PROBLEM A
Answer these questions from the real estate article below, one line each:
(i) Which five countries does the article rank as the top countries for cross-border real estate investment in 2022?
(ii) How much did Google announce it would invest in a New York City office building?
(iii) What price premium did prime Central London buildings with an "excellent" rating gain over their unrated equivalents?
PROBLEM B
Write out the part of the real estate article below word for word, starting with "Those who were" and going on through "Poland and Australia.".
PROBLEM C
For each statement, say whether it agrees with the real estate article below. Answer yes or no, and quote the words from the article that decide it.
(i) Inflows into Asia-Pacific countries are expected to rise by around 50 per cent.
(ii) The residential sector is expected to see the second largest inflows in 2022.
(iii) Anthony Duggan is Knight Frank's chief executive.
:: PASSAGE
Real Estate
Europe Leads Asia For Cross-Border Real Estate Flows - Knight Frank
Cross-border investment in real estate appears to be more than weathering the pandemic.
Knight Frank's 6th annual Active Capital Report published this week has forecast good times ahead for the global real estate market as “green premiums” take off and investor confidence in the office, retail and hotel sectors returns.
The global property firm has ranked the US, the UK, Germany, France, and the Netherlands as the top countries for cross-border real estate investment in 2022, with Europe, Middle East and Africa destinations on track to increase inflow by 50 per cent, and inflows into Asia-Pacific countries rising around 30 per cent.
Those who were writing off the office sector at the height of the pandemic are being assured that the sector is tipped to occupy more than half of all major cross-border transactions, Knight Frank's analysis reveals, bolstered by income-seeking investors.
Residential real estate has also stayed bouyant, with the sector expecting the second largest inflows in 2022, no doubt dominated by ongoing conversations among families about where and how they want to live post the pandemic.
Fund managers and private equity will continue driving the industrials and logistics sector in 2022, with locations including the US, the UK, Germany, France and the Netherlands singled out as prime markets, along with Spain, Poland and Australia.
ESG awakens
Unsurprisingly, ESG is a prevailing theme of this year's
forecasting and the rising expectations of investors.
Real Estate Investment Trusts or REITs are a good example of vehicles lending themselves to the social and environmental concerns gaining importance in real estate portfolios.
Google gave the US REITs market a boost last week when the tech giant announced a $2.1 billion investment in a New York City office building. Many of the big techs have been at the vanguard of designing "passive" optimal working environments for the next-generation workforce.
REITs, as publicly traded companies that own income-producing real estate, are being tailored to fit investors' concerns for solving some of the sector's biggest challenges, such as the chronic shortfall in social housing, healthcare facilities for aging societies, and the overall need to dramatically increase green building stock.
The green premium
Knight Frank research shows that London, Shanghai, New York,
Paris, and Washington DC are the world’s greenest cities for real
estate, and that London, Melbourne, and Sydney in particular are
reaping price premiums for their green-rated office stock.
As green buildings become a priority for investors and are demanded by premium tenants, results show that prime Central London buildings with a BREEAM1 “excellent” rating gained a 10.5 per cent price premium over their unrated equivalents. Those with a “very good” rating gained a 10.1 per cent premium. In Melbourne and Sydney that premium shot up to 17.9 per cent for its five-star graded stock.
What are "nice to have" green options now are likely to become industry mandates as forensic auditing kicks in to meet net-zero emissions goals. The built environment is firmly in the crosshairs as one of the biggest energy consumers. High-polluting industries such as cement manufacture are also under the kosh.
“Real estate has a critical part to play in the climate emergency and this is having significant ramifications across every element of our marketplace," Knight Frank’s chief strategy officer and head of global capital markets research, Anthony Duggan, said.
“Our analysis of the price premium on green-rated buildings should help the sector to take a big step forward in quantifying ESG investment decisions and further ingraining sustainability into real estate strategies,” he said.
::::
:: RAW DATA
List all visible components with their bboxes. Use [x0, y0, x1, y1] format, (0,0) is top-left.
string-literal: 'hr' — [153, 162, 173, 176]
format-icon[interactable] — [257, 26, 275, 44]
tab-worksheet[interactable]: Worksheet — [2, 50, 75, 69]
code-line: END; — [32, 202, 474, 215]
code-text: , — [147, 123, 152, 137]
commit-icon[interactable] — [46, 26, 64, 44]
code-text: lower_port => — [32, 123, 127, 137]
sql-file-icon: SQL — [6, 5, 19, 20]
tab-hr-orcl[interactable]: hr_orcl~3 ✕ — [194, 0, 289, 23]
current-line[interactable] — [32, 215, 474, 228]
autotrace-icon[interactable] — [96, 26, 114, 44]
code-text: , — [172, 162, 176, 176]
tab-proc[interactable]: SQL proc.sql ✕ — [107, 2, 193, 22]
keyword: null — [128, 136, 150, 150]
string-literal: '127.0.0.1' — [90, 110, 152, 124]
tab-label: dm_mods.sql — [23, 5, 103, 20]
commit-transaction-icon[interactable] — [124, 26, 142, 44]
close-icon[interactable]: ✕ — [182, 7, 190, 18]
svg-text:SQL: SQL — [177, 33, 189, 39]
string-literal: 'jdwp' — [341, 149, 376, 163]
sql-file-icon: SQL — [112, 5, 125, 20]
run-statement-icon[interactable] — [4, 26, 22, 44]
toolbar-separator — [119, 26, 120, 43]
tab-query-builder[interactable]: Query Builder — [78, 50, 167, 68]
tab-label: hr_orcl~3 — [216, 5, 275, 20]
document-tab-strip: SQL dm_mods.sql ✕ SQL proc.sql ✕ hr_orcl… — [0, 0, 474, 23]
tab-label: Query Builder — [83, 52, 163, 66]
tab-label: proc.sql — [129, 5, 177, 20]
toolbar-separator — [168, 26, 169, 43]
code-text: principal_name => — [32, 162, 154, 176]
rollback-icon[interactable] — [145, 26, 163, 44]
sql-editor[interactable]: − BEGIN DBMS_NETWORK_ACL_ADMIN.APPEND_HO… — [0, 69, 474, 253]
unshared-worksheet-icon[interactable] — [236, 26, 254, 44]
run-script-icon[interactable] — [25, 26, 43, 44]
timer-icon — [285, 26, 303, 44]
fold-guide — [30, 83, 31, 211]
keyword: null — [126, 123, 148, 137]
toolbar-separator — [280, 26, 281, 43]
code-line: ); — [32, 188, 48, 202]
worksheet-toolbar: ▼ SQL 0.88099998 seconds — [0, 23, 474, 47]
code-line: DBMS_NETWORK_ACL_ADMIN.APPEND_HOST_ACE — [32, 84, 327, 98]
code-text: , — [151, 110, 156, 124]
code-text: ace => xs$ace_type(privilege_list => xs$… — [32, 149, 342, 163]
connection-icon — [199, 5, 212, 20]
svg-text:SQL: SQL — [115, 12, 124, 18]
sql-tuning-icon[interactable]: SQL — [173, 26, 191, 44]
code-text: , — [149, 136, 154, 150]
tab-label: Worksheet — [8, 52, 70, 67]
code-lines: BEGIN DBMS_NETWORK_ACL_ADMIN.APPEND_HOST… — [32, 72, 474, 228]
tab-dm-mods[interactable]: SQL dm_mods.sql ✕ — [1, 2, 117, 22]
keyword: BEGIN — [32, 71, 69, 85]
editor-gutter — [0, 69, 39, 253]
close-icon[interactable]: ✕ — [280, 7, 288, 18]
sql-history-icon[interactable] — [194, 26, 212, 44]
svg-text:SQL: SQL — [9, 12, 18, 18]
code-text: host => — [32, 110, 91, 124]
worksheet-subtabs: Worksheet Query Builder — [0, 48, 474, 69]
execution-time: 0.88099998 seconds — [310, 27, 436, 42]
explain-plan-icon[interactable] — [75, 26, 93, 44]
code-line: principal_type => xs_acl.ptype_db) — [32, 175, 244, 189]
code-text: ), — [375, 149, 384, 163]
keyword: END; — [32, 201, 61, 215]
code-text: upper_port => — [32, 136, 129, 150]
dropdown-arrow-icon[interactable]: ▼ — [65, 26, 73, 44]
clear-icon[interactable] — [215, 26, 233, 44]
::::
RESPONSE AREA A
(i) The US, the UK, Germany, France, and the Netherlands.
(ii) $2.1 billion.
(iii) 10.5 per cent.

RESPONSE AREA B
Those who were writing off the office sector at the height of the pandemic are being assured that the sector is tipped to occupy more than half of all major cross-border transactions, Knight Frank's analysis reveals, bolstered by income-seeking investors.
Residential real estate has also stayed bouyant, with the sector expecting the second largest inflows in 2022, no doubt dominated by ongoing conversations among families about where and how they want to live post the pandemic.
Fund managers and private equity will continue driving the industrials and logistics sector in 2022, with locations including the US, the UK, Germany, France and the Netherlands singled out as prime markets, along with Spain, Poland and Australia.

RESPONSE AREA C
(i) No: "inflows into Asia-Pacific countries rising around 30 per cent."
(ii) Yes: "with the sector expecting the second largest inflows in 2022"
(iii) No: "Knight Frank’s chief strategy officer and head of global capital markets research, Anthony Duggan"